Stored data

•••••

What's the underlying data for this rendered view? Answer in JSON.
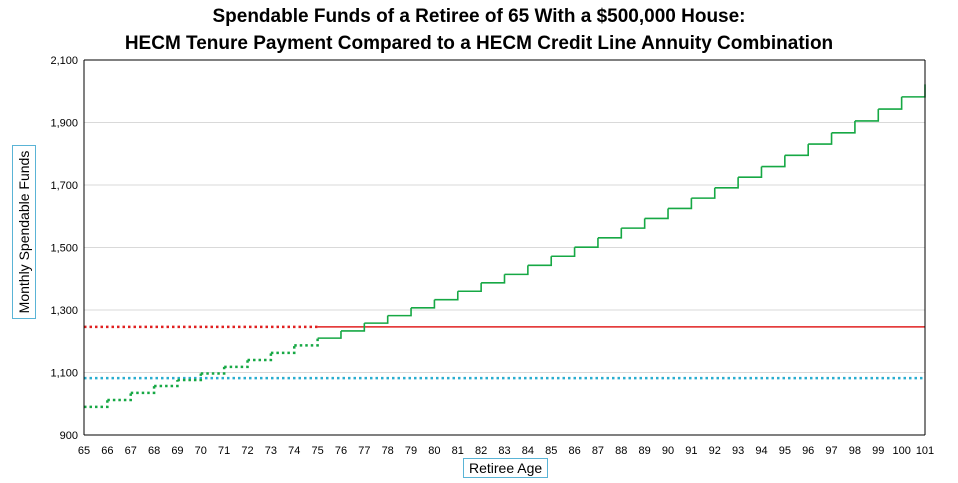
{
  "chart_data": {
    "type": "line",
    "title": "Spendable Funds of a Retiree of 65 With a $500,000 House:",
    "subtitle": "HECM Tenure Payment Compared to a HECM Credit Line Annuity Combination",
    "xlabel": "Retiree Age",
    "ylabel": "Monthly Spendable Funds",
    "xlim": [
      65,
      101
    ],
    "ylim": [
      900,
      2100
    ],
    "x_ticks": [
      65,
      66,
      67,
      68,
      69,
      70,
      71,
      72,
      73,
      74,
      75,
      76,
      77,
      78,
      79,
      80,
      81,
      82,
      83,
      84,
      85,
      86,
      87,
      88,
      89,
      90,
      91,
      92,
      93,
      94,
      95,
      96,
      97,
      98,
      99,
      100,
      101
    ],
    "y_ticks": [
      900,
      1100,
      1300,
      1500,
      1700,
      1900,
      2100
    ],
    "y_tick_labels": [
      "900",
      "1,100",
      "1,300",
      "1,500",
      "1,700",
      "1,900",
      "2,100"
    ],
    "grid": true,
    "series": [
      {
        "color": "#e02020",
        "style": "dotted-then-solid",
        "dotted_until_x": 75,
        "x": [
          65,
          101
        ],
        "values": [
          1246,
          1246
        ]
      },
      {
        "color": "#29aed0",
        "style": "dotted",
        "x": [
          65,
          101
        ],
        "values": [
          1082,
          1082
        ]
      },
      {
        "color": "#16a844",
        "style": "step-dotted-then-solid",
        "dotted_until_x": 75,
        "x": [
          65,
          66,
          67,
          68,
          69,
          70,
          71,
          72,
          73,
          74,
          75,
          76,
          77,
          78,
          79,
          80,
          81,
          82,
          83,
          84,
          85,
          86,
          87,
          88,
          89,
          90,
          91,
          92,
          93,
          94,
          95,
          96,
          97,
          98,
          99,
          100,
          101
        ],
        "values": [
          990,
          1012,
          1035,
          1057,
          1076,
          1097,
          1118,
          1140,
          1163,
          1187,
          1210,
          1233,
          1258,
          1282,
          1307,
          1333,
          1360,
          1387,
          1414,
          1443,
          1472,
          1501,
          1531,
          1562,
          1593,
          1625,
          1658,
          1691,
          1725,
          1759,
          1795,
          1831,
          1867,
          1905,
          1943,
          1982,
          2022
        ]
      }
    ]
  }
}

•••••

[Work to do] Find the lines above holding the word "solid" and show them.

[Output of the exercise]
        "style": "dotted-then-solid",
        "style": "step-dotted-then-solid",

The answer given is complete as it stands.